To do —
Return each line of the data below exactly, omitting any pictures.

Records for this task —

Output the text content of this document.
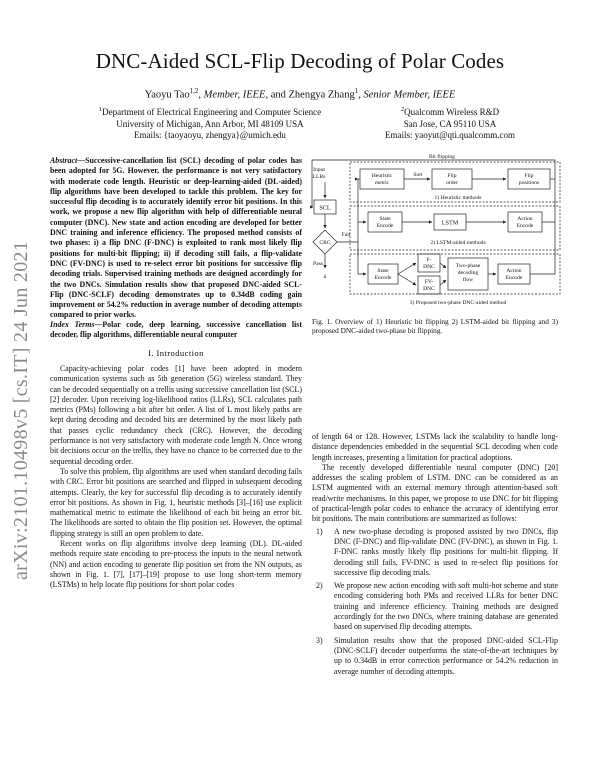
DNC-Aided SCL-Flip Decoding of Polar Codes
Yaoyu Tao$^{1,2}$, Member, IEEE, and Zhengya Zhang$^1$, Senior Member, IEEE
$^1$Department of Electrical Engineering and Computer Science
University of Michigan, Ann Arbor, MI 48109 USA
Emails: {taoyaoyu, zhengya}@umich.edu
$^2$Qualcomm Wireless R&D
San Jose, CA 95110 USA
Emails: yaoyut@qti.qualcomm.com
arXiv:2101.10498v5 [cs.IT] 24 Jun 2021
Abstract—Successive-cancellation list (SCL) decoding of polar codes has been adopted for 5G. However, the performance is not very satisfactory with moderate code length. Heuristic or deep-learning-aided (DL-aided) flip algorithms have been developed to tackle this problem. The key for successful flip decoding is to accurately identify error bit positions. In this work, we propose a new flip algorithm with help of differentiable neural computer (DNC). New state and action encoding are developed for better DNC training and inference efficiency. The proposed method consists of two phases: i) a flip DNC (F-DNC) is exploited to rank most likely flip positions for multi-bit flipping; ii) if decoding still fails, a flip-validate DNC (FV-DNC) is used to re-select error bit positions for successive flip decoding trials. Supervised training methods are designed accordingly for the two DNCs. Simulation results show that proposed DNC-aided SCL-Flip (DNC-SCLF) decoding demonstrates up to 0.34dB coding gain improvement or 54.2% reduction in average number of decoding attempts compared to prior works.
Index Terms—Polar code, deep learning, successive cancellation list decoder, flip algorithms, differentiable neural computer
I. Introduction

Capacity-achieving polar codes [1] have been adopted in modern communication systems such as 5th generation (5G) wireless standard. They can be decoded sequentially on a trellis using successive cancellation list (SCL) [2] decoder. Upon receiving log-likelihood ratios (LLRs), SCL calculates path metrics (PMs) following a bit after bit order. A list of L most likely paths are kept during decoding and decoded bits are determined by the most likely path that passes cyclic redundancy check (CRC). However, the decoding performance is not very satisfactory with moderate code length N. Once wrong bit decisions occur on the trellis, they have no chance to be corrected due to the sequential decoding order.

To solve this problem, flip algorithms are used when standard decoding fails with CRC. Error bit positions are searched and flipped in subsequent decoding attempts. Clearly, the key for successful flip decoding is to accurately identify error bit positions. As shown in Fig. 1, heuristic methods [3]–[16] use explicit mathematical metric to estimate the likelihood of each bit being an error bit. The likelihoods are sorted to obtain the flip position set. However, the optimal flipping strategy is still an open problem to date.

Recent works on flip algorithms involve deep learning (DL). DL-aided methods require state encoding to pre-process the inputs to the neural network (NN) and action encoding to generate flip position set from the NN outputs, as shown in Fig. 1. [7], [17]–[19] propose to use long short-term memory (LSTMs) to help locate flip positions for short polar codes

Bit flipping
Input
LLRs
SCL
CRC
Fail
Pass
û
Heuristic
metric
Sort	Flip
order
Flip
positions
1) Heuristic methods
State
Encode	LSTM
Action
Encode
2) LSTM-aided methods
State
Encode
F-
DNC
FV-
DNC
Two-phase
decoding
flow
Action
Encode
3) Proposed two-phase DNC-aided method
Fig. 1. Overview of 1) Heuristic bit flipping 2) LSTM-aided bit flipping and 3) proposed DNC-aided two-phase bit flipping.

of length 64 or 128. However, LSTMs lack the scalability to handle long-distance dependencies embedded in the sequential SCL decoding when code length increases, presenting a limitation for practical adoptions.

The recently developed differentiable neural computer (DNC) [20] addresses the scaling problem of LSTM. DNC can be considered as an LSTM augmented with an external memory through attention-based soft read/write mechanisms. In this paper, we propose to use DNC for bit flipping of practical-length polar codes to enhance the accuracy of identifying error bit positions. The main contributions are summarized as follows:

1) A new two-phase decoding is proposed assisted by two DNCs, flip DNC (F-DNC) and flip-validate DNC (FV-DNC), as shown in Fig. 1. F-DNC ranks mostly likely flip positions for multi-bit flipping. If decoding still fails, FV-DNC is used to re-select flip positions for successive flip decoding trials.
2) We propose new action encoding with soft multi-hot scheme and state encoding considering both PMs and received LLRs for better DNC training and inference efficiency. Training methods are designed accordingly for the two DNCs, where training database are generated based on supervised flip decoding attempts.
3) Simulation results show that the proposed DNC-aided SCL-Flip (DNC-SCLF) decoder outperforms the state-of-the-art techniques by up to 0.34dB in error correction performance or 54.2% reduction in average number of decoding attempts.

Completed task —
Output the text content of this document.
DNC-Aided SCL-Flip Decoding of Polar Codes
Yaoyu Tao$^{1,2}$, Member, IEEE, and Zhengya Zhang$^1$, Senior Member, IEEE
$^1$Department of Electrical Engineering and Computer Science
University of Michigan, Ann Arbor, MI 48109 USA
Emails: {taoyaoyu, zhengya}@umich.edu
$^2$Qualcomm Wireless R&D
San Jose, CA 95110 USA
Emails: yaoyut@qti.qualcomm.com
arXiv:2101.10498v5 [cs.IT] 24 Jun 2021
Abstract—Successive-cancellation list (SCL) decoding of polar codes has been adopted for 5G. However, the performance is not very satisfactory with moderate code length. Heuristic or deep-learning-aided (DL-aided) flip algorithms have been developed to tackle this problem. The key for successful flip decoding is to accurately identify error bit positions. In this work, we propose a new flip algorithm with help of differentiable neural computer (DNC). New state and action encoding are developed for better DNC training and inference efficiency. The proposed method consists of two phases: i) a flip DNC (F-DNC) is exploited to rank most likely flip positions for multi-bit flipping; ii) if decoding still fails, a flip-validate DNC (FV-DNC) is used to re-select error bit positions for successive flip decoding trials. Supervised training methods are designed accordingly for the two DNCs. Simulation results show that proposed DNC-aided SCL-Flip (DNC-SCLF) decoding demonstrates up to 0.34dB coding gain improvement or 54.2% reduction in average number of decoding attempts compared to prior works.
Index Terms—Polar code, deep learning, successive cancellation list decoder, flip algorithms, differentiable neural computer
I. Introduction

Capacity-achieving polar codes [1] have been adopted in modern communication systems such as 5th generation (5G) wireless standard. They can be decoded sequentially on a trellis using successive cancellation list (SCL) [2] decoder. Upon receiving log-likelihood ratios (LLRs), SCL calculates path metrics (PMs) following a bit after bit order. A list of L most likely paths are kept during decoding and decoded bits are determined by the most likely path that passes cyclic redundancy check (CRC). However, the decoding performance is not very satisfactory with moderate code length N. Once wrong bit decisions occur on the trellis, they have no chance to be corrected due to the sequential decoding order.

To solve this problem, flip algorithms are used when standard decoding fails with CRC. Error bit positions are searched and flipped in subsequent decoding attempts. Clearly, the key for successful flip decoding is to accurately identify error bit positions. As shown in Fig. 1, heuristic methods [3]–[16] use explicit mathematical metric to estimate the likelihood of each bit being an error bit. The likelihoods are sorted to obtain the flip position set. However, the optimal flipping strategy is still an open problem to date.

Recent works on flip algorithms involve deep learning (DL). DL-aided methods require state encoding to pre-process the inputs to the neural network (NN) and action encoding to generate flip position set from the NN outputs, as shown in Fig. 1. [7], [17]–[19] propose to use long short-term memory (LSTMs) to help locate flip positions for short polar codes

Bit flipping
Input
LLRs
SCL
CRC
Fail
Pass
û
Heuristic
metric
Sort	Flip
order
Flip
positions
1) Heuristic methods
State
Encode	LSTM
Action
Encode
2) LSTM-aided methods
State
Encode
F-
DNC
FV-
DNC
Two-phase
decoding
flow
Action
Encode
3) Proposed two-phase DNC-aided method
Fig. 1. Overview of 1) Heuristic bit flipping 2) LSTM-aided bit flipping and 3) proposed DNC-aided two-phase bit flipping.

of length 64 or 128. However, LSTMs lack the scalability to handle long-distance dependencies embedded in the sequential SCL decoding when code length increases, presenting a limitation for practical adoptions.

The recently developed differentiable neural computer (DNC) [20] addresses the scaling problem of LSTM. DNC can be considered as an LSTM augmented with an external memory through attention-based soft read/write mechanisms. In this paper, we propose to use DNC for bit flipping of practical-length polar codes to enhance the accuracy of identifying error bit positions. The main contributions are summarized as follows:

1) A new two-phase decoding is proposed assisted by two DNCs, flip DNC (F-DNC) and flip-validate DNC (FV-DNC), as shown in Fig. 1. F-DNC ranks mostly likely flip positions for multi-bit flipping. If decoding still fails, FV-DNC is used to re-select flip positions for successive flip decoding trials.
2) We propose new action encoding with soft multi-hot scheme and state encoding considering both PMs and received LLRs for better DNC training and inference efficiency. Training methods are designed accordingly for the two DNCs, where training database are generated based on supervised flip decoding attempts.
3) Simulation results show that the proposed DNC-aided SCL-Flip (DNC-SCLF) decoder outperforms the state-of-the-art techniques by up to 0.34dB in error correction performance or 54.2% reduction in average number of decoding attempts.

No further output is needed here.